WRITTEN PROBLEM
Give the number of lines in the entries that contain "Monthly". State only the count.

::: THE DATA

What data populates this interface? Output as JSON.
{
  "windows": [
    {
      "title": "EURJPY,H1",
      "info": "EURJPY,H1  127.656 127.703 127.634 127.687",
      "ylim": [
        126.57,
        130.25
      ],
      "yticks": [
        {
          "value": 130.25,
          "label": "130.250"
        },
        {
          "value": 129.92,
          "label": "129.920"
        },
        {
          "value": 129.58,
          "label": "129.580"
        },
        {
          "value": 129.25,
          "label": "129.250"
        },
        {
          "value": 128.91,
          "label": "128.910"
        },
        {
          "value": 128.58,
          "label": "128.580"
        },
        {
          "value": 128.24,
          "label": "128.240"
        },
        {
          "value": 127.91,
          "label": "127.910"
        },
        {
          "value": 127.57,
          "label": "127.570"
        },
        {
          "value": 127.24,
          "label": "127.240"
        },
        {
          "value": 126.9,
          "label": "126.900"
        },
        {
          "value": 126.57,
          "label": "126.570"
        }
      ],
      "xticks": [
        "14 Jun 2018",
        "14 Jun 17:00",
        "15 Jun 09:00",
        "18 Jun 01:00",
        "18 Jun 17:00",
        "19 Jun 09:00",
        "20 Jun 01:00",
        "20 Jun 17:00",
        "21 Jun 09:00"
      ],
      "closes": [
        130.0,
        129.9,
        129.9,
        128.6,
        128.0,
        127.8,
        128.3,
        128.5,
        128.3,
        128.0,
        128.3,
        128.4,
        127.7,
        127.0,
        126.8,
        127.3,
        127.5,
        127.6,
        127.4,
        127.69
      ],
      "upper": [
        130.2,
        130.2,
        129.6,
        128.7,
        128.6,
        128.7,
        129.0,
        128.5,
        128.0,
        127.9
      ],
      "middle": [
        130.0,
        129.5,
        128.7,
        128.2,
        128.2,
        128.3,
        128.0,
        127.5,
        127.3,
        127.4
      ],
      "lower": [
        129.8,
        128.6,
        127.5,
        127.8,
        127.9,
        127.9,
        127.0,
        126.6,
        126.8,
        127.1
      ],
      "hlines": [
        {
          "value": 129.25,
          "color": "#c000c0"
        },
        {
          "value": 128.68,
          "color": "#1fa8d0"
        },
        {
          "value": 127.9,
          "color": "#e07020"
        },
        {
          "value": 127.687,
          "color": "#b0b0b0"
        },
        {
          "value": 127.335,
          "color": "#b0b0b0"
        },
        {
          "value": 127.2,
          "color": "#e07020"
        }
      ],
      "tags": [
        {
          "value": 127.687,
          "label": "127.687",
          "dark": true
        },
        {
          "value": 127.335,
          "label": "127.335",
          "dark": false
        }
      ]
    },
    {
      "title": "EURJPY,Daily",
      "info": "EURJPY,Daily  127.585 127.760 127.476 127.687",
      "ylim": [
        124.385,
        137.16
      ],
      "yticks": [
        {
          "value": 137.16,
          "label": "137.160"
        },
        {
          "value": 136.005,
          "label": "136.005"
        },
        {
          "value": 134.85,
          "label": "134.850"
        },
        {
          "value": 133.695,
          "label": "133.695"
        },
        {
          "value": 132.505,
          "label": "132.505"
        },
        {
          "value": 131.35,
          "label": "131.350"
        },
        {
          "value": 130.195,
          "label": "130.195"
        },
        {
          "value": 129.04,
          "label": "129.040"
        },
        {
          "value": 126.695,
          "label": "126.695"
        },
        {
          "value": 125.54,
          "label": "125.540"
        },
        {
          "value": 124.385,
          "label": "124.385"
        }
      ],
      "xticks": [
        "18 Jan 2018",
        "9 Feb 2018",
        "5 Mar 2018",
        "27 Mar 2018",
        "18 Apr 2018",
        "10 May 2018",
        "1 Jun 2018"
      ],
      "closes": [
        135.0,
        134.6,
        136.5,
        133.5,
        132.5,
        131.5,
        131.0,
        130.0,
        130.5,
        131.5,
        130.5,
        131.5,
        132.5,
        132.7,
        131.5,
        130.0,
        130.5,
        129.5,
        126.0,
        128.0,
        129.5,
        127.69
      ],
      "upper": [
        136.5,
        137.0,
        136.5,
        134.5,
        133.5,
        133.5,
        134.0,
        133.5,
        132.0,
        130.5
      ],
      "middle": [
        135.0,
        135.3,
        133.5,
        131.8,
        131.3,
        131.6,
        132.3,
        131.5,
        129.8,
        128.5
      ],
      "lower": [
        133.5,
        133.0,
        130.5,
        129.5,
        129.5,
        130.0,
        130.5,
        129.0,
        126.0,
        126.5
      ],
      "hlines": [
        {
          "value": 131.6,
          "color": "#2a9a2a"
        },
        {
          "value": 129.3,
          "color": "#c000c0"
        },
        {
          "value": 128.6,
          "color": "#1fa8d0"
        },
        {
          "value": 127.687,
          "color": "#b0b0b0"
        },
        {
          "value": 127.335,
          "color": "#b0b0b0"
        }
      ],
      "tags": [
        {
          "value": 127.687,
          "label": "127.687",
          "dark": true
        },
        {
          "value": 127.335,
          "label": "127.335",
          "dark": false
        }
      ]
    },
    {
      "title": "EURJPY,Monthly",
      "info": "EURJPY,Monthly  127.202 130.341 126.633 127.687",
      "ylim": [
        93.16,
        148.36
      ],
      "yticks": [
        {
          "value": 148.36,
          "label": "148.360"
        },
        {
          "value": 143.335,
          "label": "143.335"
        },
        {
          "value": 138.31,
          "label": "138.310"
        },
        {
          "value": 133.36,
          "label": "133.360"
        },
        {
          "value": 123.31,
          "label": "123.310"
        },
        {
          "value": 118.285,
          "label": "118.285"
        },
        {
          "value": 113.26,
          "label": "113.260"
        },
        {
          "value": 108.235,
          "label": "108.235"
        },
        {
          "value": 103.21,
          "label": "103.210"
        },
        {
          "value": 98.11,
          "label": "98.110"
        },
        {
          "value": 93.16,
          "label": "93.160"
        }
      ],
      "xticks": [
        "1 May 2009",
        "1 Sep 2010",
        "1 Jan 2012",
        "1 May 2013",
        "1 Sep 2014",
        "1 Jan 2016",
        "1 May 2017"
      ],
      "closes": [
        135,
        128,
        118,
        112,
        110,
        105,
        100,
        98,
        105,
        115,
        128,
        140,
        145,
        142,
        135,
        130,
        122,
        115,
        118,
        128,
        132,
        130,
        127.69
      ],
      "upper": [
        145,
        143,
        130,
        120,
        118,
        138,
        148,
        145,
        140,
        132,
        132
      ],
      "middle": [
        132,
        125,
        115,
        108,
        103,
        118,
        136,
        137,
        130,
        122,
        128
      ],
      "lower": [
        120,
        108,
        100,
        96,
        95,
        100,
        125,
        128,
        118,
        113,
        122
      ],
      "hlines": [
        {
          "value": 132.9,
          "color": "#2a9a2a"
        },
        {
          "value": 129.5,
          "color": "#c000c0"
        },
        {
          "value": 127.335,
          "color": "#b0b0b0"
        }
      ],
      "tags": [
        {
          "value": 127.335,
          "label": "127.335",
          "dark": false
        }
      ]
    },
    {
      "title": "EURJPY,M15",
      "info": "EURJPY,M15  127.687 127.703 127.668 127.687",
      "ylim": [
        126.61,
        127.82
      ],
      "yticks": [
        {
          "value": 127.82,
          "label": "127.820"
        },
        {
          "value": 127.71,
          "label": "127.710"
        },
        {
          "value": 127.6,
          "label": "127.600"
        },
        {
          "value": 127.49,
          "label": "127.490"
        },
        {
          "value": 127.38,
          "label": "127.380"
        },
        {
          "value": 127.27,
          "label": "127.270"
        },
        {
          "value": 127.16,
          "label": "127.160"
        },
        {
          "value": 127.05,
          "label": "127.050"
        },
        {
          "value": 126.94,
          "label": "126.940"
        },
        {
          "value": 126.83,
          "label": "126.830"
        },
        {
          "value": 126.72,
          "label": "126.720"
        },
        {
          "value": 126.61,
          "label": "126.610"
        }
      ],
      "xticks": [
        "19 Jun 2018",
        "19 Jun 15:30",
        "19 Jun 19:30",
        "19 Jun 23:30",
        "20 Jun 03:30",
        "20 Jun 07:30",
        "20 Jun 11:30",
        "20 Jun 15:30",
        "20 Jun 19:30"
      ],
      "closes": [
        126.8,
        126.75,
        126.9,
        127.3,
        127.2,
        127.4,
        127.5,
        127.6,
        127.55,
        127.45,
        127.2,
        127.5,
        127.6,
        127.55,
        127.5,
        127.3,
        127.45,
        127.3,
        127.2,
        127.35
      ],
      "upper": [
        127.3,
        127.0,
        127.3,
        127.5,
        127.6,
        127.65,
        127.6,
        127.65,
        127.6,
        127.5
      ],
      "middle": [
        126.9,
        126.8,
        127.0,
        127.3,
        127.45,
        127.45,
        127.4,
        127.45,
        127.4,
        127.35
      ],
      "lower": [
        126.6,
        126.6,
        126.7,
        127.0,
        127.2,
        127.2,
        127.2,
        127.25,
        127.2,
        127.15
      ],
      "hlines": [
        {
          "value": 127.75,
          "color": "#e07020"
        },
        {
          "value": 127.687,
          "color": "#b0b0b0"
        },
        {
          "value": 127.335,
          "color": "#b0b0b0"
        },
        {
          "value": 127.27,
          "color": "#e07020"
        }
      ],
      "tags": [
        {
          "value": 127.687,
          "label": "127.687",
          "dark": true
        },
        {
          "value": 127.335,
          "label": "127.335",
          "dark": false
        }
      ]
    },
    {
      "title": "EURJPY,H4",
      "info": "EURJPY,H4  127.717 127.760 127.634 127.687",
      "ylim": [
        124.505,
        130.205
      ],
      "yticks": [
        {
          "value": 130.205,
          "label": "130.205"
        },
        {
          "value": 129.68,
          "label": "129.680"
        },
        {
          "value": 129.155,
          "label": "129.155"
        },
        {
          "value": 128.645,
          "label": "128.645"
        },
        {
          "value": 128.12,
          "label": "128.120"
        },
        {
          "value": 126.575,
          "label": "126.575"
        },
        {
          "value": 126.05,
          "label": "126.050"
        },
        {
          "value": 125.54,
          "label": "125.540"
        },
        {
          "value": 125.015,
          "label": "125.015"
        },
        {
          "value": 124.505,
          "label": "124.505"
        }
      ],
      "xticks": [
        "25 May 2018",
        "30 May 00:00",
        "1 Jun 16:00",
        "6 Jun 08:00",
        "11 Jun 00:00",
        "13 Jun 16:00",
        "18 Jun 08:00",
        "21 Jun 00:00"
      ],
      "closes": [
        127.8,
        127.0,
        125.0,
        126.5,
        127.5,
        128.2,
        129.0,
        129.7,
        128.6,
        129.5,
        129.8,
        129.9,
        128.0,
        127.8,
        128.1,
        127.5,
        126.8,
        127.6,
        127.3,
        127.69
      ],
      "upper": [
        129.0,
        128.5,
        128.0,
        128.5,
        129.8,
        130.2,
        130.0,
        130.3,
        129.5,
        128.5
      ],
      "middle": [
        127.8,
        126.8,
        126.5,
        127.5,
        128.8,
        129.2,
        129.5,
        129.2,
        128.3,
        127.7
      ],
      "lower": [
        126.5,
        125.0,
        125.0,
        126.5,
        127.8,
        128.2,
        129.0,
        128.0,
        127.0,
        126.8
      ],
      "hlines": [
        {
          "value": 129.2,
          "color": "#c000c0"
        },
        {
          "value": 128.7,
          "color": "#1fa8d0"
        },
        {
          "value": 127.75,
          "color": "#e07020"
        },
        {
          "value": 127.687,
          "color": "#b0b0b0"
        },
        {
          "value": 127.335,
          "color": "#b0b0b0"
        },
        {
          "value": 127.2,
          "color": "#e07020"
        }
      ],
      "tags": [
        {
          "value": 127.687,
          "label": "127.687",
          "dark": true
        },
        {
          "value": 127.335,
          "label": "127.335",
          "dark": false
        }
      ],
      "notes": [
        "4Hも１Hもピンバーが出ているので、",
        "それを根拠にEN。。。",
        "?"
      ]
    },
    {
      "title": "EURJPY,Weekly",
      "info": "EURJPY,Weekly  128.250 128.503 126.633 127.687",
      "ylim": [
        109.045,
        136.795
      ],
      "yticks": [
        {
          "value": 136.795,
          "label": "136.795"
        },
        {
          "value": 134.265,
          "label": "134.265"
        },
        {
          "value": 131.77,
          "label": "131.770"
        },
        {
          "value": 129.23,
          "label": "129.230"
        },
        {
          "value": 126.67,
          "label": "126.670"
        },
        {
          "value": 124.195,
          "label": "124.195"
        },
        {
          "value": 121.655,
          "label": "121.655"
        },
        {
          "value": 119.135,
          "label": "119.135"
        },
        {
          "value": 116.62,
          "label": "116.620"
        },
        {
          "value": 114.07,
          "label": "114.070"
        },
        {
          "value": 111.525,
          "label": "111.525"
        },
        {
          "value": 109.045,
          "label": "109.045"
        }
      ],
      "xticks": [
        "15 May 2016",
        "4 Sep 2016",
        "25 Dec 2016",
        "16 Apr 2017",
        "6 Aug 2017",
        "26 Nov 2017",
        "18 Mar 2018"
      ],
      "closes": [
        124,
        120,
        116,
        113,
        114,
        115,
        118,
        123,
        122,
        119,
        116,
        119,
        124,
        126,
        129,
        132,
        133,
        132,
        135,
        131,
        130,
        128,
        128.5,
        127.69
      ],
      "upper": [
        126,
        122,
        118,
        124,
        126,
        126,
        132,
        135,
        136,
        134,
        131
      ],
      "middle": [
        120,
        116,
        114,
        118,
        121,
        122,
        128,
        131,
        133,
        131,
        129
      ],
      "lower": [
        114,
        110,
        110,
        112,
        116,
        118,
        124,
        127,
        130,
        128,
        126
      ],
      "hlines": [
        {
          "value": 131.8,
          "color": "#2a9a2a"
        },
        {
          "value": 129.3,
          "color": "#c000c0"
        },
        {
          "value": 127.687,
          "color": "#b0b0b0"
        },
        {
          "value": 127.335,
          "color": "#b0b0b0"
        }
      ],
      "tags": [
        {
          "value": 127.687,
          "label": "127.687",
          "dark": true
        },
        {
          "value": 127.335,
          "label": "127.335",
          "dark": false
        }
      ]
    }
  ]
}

::::::

CORRECT RESULT
2